Reproduce every line below word for word, leaving out the pictures.
* Begin RECORDS SUPPLIED *
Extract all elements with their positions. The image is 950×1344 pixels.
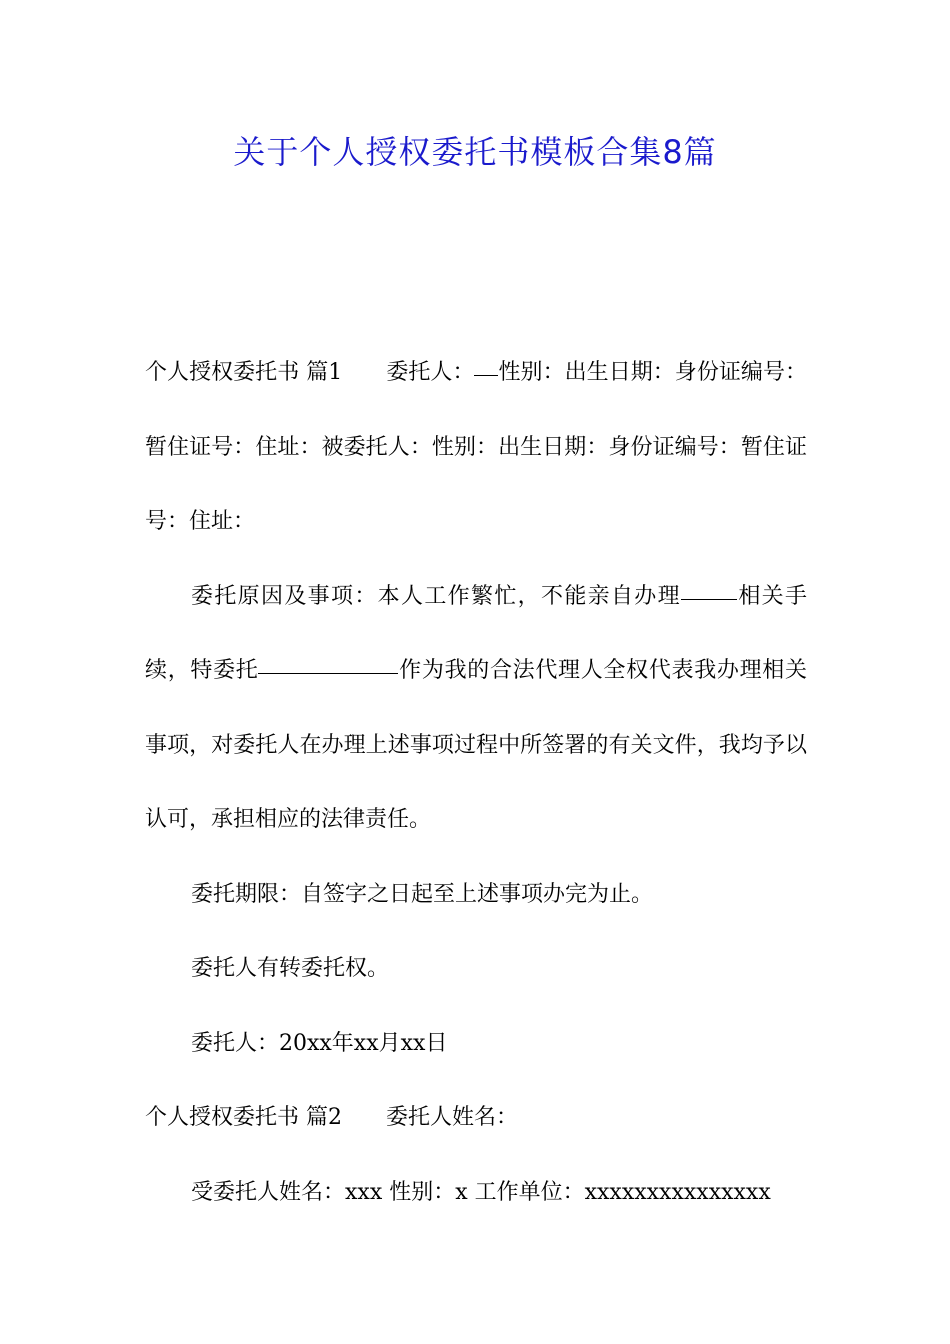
document-body [145, 336, 807, 1230]
section1-line1-rest: 性别：出生日期：身份证 [498, 360, 741, 385]
reason-text-3: 作为我的合法代理人全权代表我办理相关事项，对委托人在办理上述事项过程中所签署的有关文件，我均予以认可，承担相应的法律责任。 [145, 658, 807, 832]
blank-underline [681, 599, 737, 600]
section1-signature-paragraph: 委托人：20xx年xx月xx日 [191, 1030, 448, 1056]
section1-transfer-paragraph: 委托人有转委托权。 [191, 956, 390, 981]
section1-term-paragraph: 委托期限：自签字之日起至上述事项办完为止。 [191, 881, 654, 907]
reason-text-2: 相关手续，特委托 [145, 583, 807, 683]
section1-line2: 编号：暂住证号：住址：被委托人：性别：出生日期：身份证 [145, 360, 807, 460]
section1-line3: 编号：暂住证号：住址： [145, 434, 807, 534]
section1-principal-label: 委托人： [386, 360, 475, 385]
blank-underline [258, 673, 398, 674]
section2-trustee-paragraph: 受委托人姓名：xxx 性别：x 工作单位：xxxxxxxxxxxxxxx [191, 1179, 771, 1205]
section2-principal-label: 委托人姓名： [386, 1105, 519, 1130]
section1-heading: 个人授权委托书 篇1 [145, 360, 343, 385]
reason-text-1: 委托原因及事项：本人工作繁忙，不能亲自办理 [191, 583, 681, 609]
section1-intro-paragraph [145, 336, 807, 560]
document-title: 关于个人授权委托书模板合集8篇 [233, 133, 717, 171]
blank-underline [474, 375, 498, 376]
section2-heading: 个人授权委托书 篇2 [145, 1105, 342, 1130]
section2-intro-paragraph [145, 1081, 807, 1156]
section1-reason-paragraph [145, 560, 807, 858]
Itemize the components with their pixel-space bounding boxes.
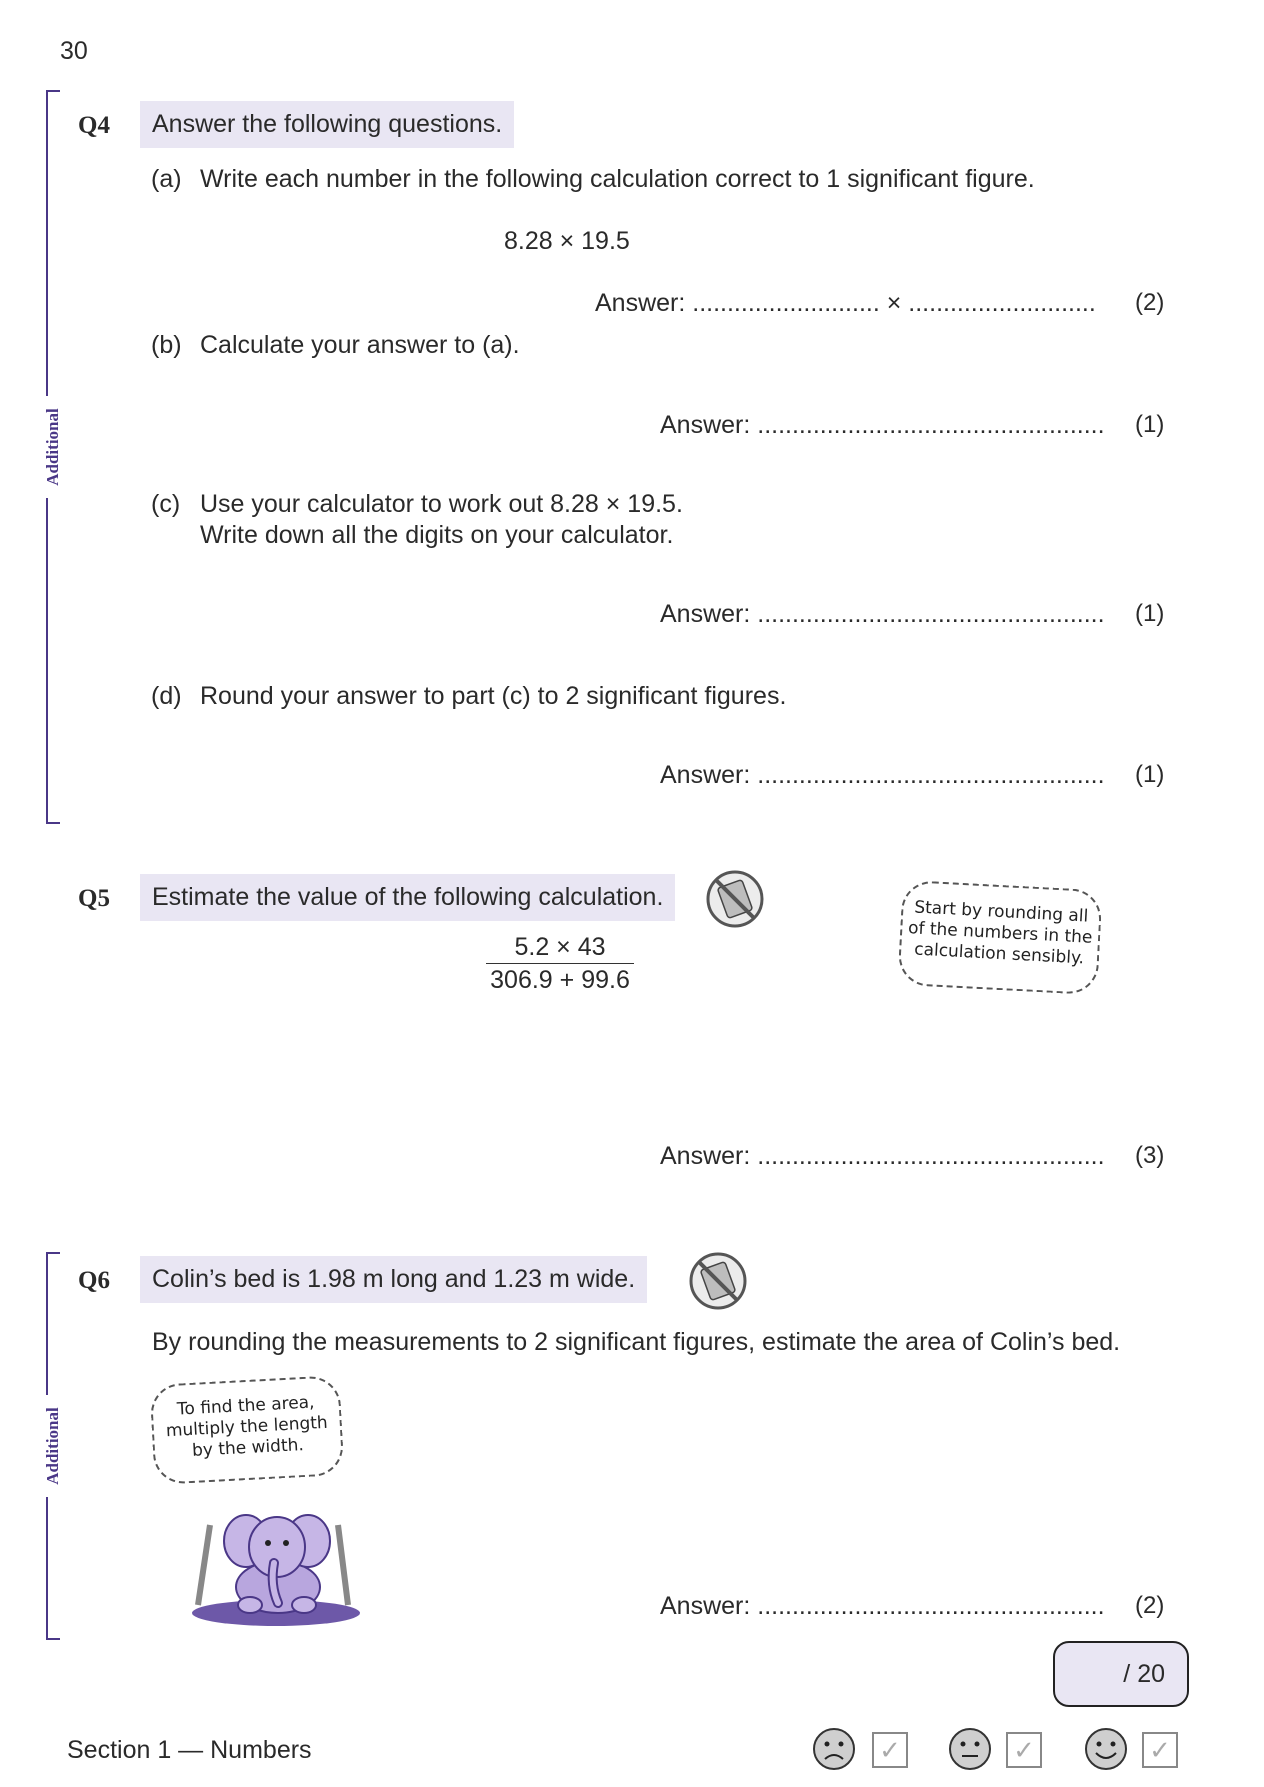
section-footer: Section 1 — Numbers xyxy=(67,1736,312,1764)
answer-line[interactable]: Answer: .................................................. xyxy=(660,1142,1105,1170)
calculation-fraction xyxy=(486,933,634,994)
no-calculator-icon xyxy=(687,1250,749,1312)
score-total: / 20 xyxy=(1123,1659,1165,1688)
hint-line: To find the area, xyxy=(176,1392,315,1420)
fraction-numerator: 5.2 × 43 xyxy=(514,933,606,961)
tick-icon[interactable]: ✓ xyxy=(872,1732,908,1768)
question-number: Q6 xyxy=(78,1267,110,1294)
marks: (3) xyxy=(1135,1142,1165,1169)
fraction-denominator: 306.9 + 99.6 xyxy=(490,966,630,994)
marks: (1) xyxy=(1135,411,1165,438)
answer-line[interactable]: Answer: .................................................. xyxy=(660,600,1105,628)
part-label: (d) xyxy=(151,682,182,710)
answer-line[interactable]: Answer: .................................................. xyxy=(660,761,1105,789)
hint-line: Start by rounding all xyxy=(913,897,1089,927)
elephant-illustration xyxy=(188,1505,364,1630)
part-label: (a) xyxy=(151,165,182,193)
no-calculator-icon xyxy=(704,868,766,930)
part-c-text: Use your calculator to work out 8.28 × 19.5. xyxy=(200,490,683,518)
question-prompt: Estimate the value of the following calculation. xyxy=(140,874,675,921)
part-c-text-2: Write down all the digits on your calculator. xyxy=(200,521,674,549)
hint-line: by the width. xyxy=(191,1435,305,1461)
sad-face-icon xyxy=(812,1727,856,1771)
part-d-text: Round your answer to part (c) to 2 significant figures. xyxy=(200,682,787,710)
side-label-additional: Additional xyxy=(43,1395,63,1497)
answer-line[interactable]: Answer: .................................................. xyxy=(660,411,1105,439)
marks: (1) xyxy=(1135,761,1165,788)
tick-icon[interactable]: ✓ xyxy=(1006,1732,1042,1768)
answer-line[interactable]: Answer: ........................... × ........................... xyxy=(595,289,1096,317)
calculation: 8.28 × 19.5 xyxy=(504,227,630,255)
part-b-text: Calculate your answer to (a). xyxy=(200,331,520,359)
marks: (1) xyxy=(1135,600,1165,627)
page-number: 30 xyxy=(60,37,88,65)
question-prompt: Colin’s bed is 1.98 m long and 1.23 m wide. xyxy=(140,1256,647,1303)
hint-bubble xyxy=(150,1375,345,1485)
question-prompt: Answer the following questions. xyxy=(140,101,514,148)
happy-face-icon xyxy=(1084,1727,1128,1771)
question-number: Q5 xyxy=(78,885,110,912)
tick-icon[interactable]: ✓ xyxy=(1142,1732,1178,1768)
score-box[interactable] xyxy=(1053,1641,1189,1707)
neutral-face-icon xyxy=(948,1727,992,1771)
part-a-text: Write each number in the following calculation correct to 1 significant figure. xyxy=(200,165,1035,193)
hint-line: of the numbers in the xyxy=(907,918,1093,948)
hint-bubble xyxy=(897,880,1102,995)
fraction-bar xyxy=(486,963,634,964)
answer-line[interactable]: Answer: .................................................. xyxy=(660,1592,1105,1620)
marks: (2) xyxy=(1135,289,1165,316)
side-label-additional: Additional xyxy=(43,396,63,498)
question-text: By rounding the measurements to 2 significant figures, estimate the area of Colin’s bed. xyxy=(152,1328,1121,1356)
marks: (2) xyxy=(1135,1592,1165,1619)
question-number: Q4 xyxy=(78,112,110,139)
hint-line: calculation sensibly. xyxy=(913,939,1085,969)
part-label: (c) xyxy=(151,490,181,518)
part-label: (b) xyxy=(151,331,182,359)
hint-line: multiply the length xyxy=(165,1412,329,1442)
* End RECORDS SUPPLIED *
» EXPECTED ANSWER
Extract all elements with their positions. The image is 950×1344 pixels.
document-body [145, 336, 807, 1230]
section1-line1-rest: 性别：出生日期：身份证 [498, 360, 741, 385]
reason-text-3: 作为我的合法代理人全权代表我办理相关事项，对委托人在办理上述事项过程中所签署的有关文件，我均予以认可，承担相应的法律责任。 [145, 658, 807, 832]
blank-underline [681, 599, 737, 600]
section1-signature-paragraph: 委托人：20xx年xx月xx日 [191, 1030, 448, 1056]
section1-transfer-paragraph: 委托人有转委托权。 [191, 956, 390, 981]
section1-term-paragraph: 委托期限：自签字之日起至上述事项办完为止。 [191, 881, 654, 907]
reason-text-2: 相关手续，特委托 [145, 583, 807, 683]
section1-line2: 编号：暂住证号：住址：被委托人：性别：出生日期：身份证 [145, 360, 807, 460]
section1-line3: 编号：暂住证号：住址： [145, 434, 807, 534]
section1-principal-label: 委托人： [386, 360, 475, 385]
blank-underline [258, 673, 398, 674]
section2-trustee-paragraph: 受委托人姓名：xxx 性别：x 工作单位：xxxxxxxxxxxxxxx [191, 1179, 771, 1205]
section2-principal-label: 委托人姓名： [386, 1105, 519, 1130]
section1-heading: 个人授权委托书 篇1 [145, 360, 343, 385]
reason-text-1: 委托原因及事项：本人工作繁忙，不能亲自办理 [191, 583, 681, 609]
section1-intro-paragraph [145, 336, 807, 560]
document-title: 关于个人授权委托书模板合集8篇 [233, 133, 717, 171]
blank-underline [474, 375, 498, 376]
section2-heading: 个人授权委托书 篇2 [145, 1105, 342, 1130]
section2-intro-paragraph [145, 1081, 807, 1156]
section1-reason-paragraph [145, 560, 807, 858]
Itemize the components with their pixel-space bounding boxes.
section-footer: Section 1 — Numbers xyxy=(67,1736,312,1764)
answer-line[interactable]: Answer: .................................................. xyxy=(660,1142,1105,1170)
calculation-fraction xyxy=(486,933,634,994)
no-calculator-icon xyxy=(687,1250,749,1312)
score-total: / 20 xyxy=(1123,1659,1165,1688)
hint-line: To find the area, xyxy=(176,1392,315,1420)
fraction-numerator: 5.2 × 43 xyxy=(514,933,606,961)
tick-icon[interactable]: ✓ xyxy=(872,1732,908,1768)
question-number: Q6 xyxy=(78,1267,110,1294)
marks: (3) xyxy=(1135,1142,1165,1169)
fraction-denominator: 306.9 + 99.6 xyxy=(490,966,630,994)
marks: (1) xyxy=(1135,411,1165,438)
answer-line[interactable]: Answer: .................................................. xyxy=(660,600,1105,628)
part-label: (d) xyxy=(151,682,182,710)
answer-line[interactable]: Answer: .................................................. xyxy=(660,761,1105,789)
hint-line: Start by rounding all xyxy=(913,897,1089,927)
elephant-illustration xyxy=(188,1505,364,1630)
part-label: (a) xyxy=(151,165,182,193)
no-calculator-icon xyxy=(704,868,766,930)
part-c-text: Use your calculator to work out 8.28 × 19.5. xyxy=(200,490,683,518)
question-prompt: Estimate the value of the following calculation. xyxy=(140,874,675,921)
part-c-text-2: Write down all the digits on your calculator. xyxy=(200,521,674,549)
hint-line: by the width. xyxy=(191,1435,305,1461)
sad-face-icon xyxy=(812,1727,856,1771)
part-d-text: Round your answer to part (c) to 2 significant figures. xyxy=(200,682,787,710)
side-label-additional: Additional xyxy=(43,1395,63,1497)
answer-line[interactable]: Answer: .................................................. xyxy=(660,411,1105,439)
marks: (1) xyxy=(1135,761,1165,788)
tick-icon[interactable]: ✓ xyxy=(1006,1732,1042,1768)
answer-line[interactable]: Answer: ........................... × ........................... xyxy=(595,289,1096,317)
calculation: 8.28 × 19.5 xyxy=(504,227,630,255)
part-b-text: Calculate your answer to (a). xyxy=(200,331,520,359)
marks: (1) xyxy=(1135,600,1165,627)
page-number: 30 xyxy=(60,37,88,65)
question-prompt: Colin’s bed is 1.98 m long and 1.23 m wide. xyxy=(140,1256,647,1303)
hint-bubble xyxy=(150,1375,345,1485)
question-prompt: Answer the following questions. xyxy=(140,101,514,148)
happy-face-icon xyxy=(1084,1727,1128,1771)
question-number: Q5 xyxy=(78,885,110,912)
tick-icon[interactable]: ✓ xyxy=(1142,1732,1178,1768)
score-box[interactable] xyxy=(1053,1641,1189,1707)
neutral-face-icon xyxy=(948,1727,992,1771)
part-a-text: Write each number in the following calculation correct to 1 significant figure. xyxy=(200,165,1035,193)
hint-line: of the numbers in the xyxy=(907,918,1093,948)
hint-bubble xyxy=(897,880,1102,995)
fraction-bar xyxy=(486,963,634,964)
answer-line[interactable]: Answer: .................................................. xyxy=(660,1592,1105,1620)
marks: (2) xyxy=(1135,289,1165,316)
side-label-additional: Additional xyxy=(43,396,63,498)
question-text: By rounding the measurements to 2 significant figures, estimate the area of Colin’s bed. xyxy=(152,1328,1121,1356)
marks: (2) xyxy=(1135,1592,1165,1619)
question-number: Q4 xyxy=(78,112,110,139)
hint-line: calculation sensibly. xyxy=(913,939,1085,969)
part-label: (c) xyxy=(151,490,181,518)
part-label: (b) xyxy=(151,331,182,359)
hint-line: multiply the length xyxy=(165,1412,329,1442)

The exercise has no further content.